▶ [Page extract]:
* * * * * * *
Battling Testosterone Decline: How Exercise Can Increase Or Decrease Your T Levels
By Russ Klettke
If you’ve paid attention to the hubbub around women and hormone replacement therapy (HRT, estrogen), you have to be concerned about how men are getting prescriptions for their own HRT in testosterone. It’s tempting, because testosterone (T) therapy pretty clearly is able to help guys lose fat, gain muscle (when combined with exercise), improve mood and increase libido. But T therapy has several known side effects – gynecomastia (“bitch tits”) and increased prostate size – with the latter of these suspected to contribute to existing cases of prostate cancer. There are no long-term studies of synthetic testosterone supplementation’s effects.
The facts are, meddling with biological systems very often leads to unintended consequences. So why take a chance if there is a natural approach?
Exercise can cause the body to increase its natural production of T. But not just any exercise. In fact, long distance running, biking or swimming might detract from it (and I don’t make this observation lightly, as I am a veteran triathlete). Studies out of Brazil and the UK found a halving of serum cholesterol in men who’ve just completed a marathon.
In general, extreme and extended periods of exercise, particularly at low levels of intensity, have a tendency to reduce testosterone levels. But so does a sedentary lifestyle and obesity. So where’s the middle ground?
* * * * * * *
▶ [Entries provided]:
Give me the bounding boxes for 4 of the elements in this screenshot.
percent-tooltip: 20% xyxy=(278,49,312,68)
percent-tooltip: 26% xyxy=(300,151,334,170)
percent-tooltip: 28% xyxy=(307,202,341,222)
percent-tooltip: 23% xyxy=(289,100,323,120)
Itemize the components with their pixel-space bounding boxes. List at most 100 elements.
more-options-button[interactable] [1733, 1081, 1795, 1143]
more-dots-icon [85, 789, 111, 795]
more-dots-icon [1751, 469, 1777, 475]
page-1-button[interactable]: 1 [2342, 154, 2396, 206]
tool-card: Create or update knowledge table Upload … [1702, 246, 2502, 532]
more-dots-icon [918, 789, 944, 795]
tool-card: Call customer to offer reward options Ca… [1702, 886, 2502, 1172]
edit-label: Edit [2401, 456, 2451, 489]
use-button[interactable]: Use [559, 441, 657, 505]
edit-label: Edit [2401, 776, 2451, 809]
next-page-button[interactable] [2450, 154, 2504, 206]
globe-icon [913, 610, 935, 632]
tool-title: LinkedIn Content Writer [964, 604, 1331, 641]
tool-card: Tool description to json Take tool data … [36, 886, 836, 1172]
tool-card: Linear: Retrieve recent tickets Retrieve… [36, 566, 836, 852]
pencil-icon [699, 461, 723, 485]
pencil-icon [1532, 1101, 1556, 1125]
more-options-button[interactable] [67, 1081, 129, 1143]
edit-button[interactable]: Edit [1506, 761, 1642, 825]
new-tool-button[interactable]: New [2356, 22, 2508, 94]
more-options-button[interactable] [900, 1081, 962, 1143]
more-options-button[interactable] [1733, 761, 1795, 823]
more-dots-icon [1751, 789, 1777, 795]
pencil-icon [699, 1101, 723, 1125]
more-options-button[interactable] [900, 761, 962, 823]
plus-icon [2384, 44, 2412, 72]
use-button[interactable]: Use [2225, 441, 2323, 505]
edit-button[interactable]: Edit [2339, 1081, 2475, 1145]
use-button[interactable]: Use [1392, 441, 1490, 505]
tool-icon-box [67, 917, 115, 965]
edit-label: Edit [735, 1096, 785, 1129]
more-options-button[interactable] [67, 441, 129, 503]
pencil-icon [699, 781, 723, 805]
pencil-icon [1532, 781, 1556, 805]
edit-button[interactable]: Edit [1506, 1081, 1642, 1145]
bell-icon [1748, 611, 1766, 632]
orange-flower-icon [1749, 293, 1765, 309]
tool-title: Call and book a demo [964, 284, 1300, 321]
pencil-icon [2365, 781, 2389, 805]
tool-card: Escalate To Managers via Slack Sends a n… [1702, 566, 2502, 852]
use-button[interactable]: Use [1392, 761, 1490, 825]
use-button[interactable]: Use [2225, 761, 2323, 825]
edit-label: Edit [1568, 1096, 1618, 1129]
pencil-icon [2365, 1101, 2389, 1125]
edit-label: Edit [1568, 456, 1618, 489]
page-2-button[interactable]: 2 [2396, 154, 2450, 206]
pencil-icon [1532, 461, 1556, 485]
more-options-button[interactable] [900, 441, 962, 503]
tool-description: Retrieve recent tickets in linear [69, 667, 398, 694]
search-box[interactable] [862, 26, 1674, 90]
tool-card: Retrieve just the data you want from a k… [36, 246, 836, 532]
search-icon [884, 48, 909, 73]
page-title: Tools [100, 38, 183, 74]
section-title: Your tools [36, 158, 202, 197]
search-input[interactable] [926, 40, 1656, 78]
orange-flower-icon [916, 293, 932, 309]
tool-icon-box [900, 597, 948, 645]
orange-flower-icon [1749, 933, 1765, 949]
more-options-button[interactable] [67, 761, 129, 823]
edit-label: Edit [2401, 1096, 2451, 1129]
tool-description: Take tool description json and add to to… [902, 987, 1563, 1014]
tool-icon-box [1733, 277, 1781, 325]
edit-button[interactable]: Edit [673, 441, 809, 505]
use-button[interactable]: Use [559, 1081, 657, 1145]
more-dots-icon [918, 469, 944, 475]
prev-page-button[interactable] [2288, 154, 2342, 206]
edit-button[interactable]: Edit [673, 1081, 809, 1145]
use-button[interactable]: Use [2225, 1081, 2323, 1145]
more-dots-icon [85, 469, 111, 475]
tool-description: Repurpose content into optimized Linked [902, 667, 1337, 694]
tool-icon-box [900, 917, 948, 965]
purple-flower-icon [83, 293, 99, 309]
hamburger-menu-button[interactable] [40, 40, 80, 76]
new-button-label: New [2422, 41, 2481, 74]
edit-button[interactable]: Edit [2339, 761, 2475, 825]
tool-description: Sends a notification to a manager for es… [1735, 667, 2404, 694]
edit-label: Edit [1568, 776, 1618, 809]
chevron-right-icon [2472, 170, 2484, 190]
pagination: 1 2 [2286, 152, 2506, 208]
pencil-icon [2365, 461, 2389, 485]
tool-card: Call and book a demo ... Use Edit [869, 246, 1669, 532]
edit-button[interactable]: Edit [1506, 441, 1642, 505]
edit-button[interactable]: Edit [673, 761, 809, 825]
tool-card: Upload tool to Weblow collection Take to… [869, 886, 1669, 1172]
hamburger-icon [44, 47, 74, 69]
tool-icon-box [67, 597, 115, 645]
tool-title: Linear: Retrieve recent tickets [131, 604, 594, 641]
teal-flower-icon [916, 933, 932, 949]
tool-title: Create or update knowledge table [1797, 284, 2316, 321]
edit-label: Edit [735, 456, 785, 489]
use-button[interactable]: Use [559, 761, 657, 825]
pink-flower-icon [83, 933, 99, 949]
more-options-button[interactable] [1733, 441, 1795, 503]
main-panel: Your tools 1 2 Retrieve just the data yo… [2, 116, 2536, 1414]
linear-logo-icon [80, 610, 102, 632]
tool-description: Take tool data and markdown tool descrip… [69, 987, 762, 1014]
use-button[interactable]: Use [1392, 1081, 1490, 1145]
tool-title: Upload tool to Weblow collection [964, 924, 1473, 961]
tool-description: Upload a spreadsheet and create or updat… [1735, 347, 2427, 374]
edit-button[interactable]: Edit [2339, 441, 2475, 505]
* * * * * * *
▶ [Problem set]:
1. List every benefit of testosterone therapy that the testosterone article mentions.
2. According to the testosterone article, which kinds of exercise might detract from the body's natural testosterone production?
The entries come from a separate source and are not part of the article on testosterone and exercise.

▶ [Results in order]:
1. Losing fat, gaining muscle (when combined with exercise), better mood, and higher libido.

2. Long distance running, biking, or swimming.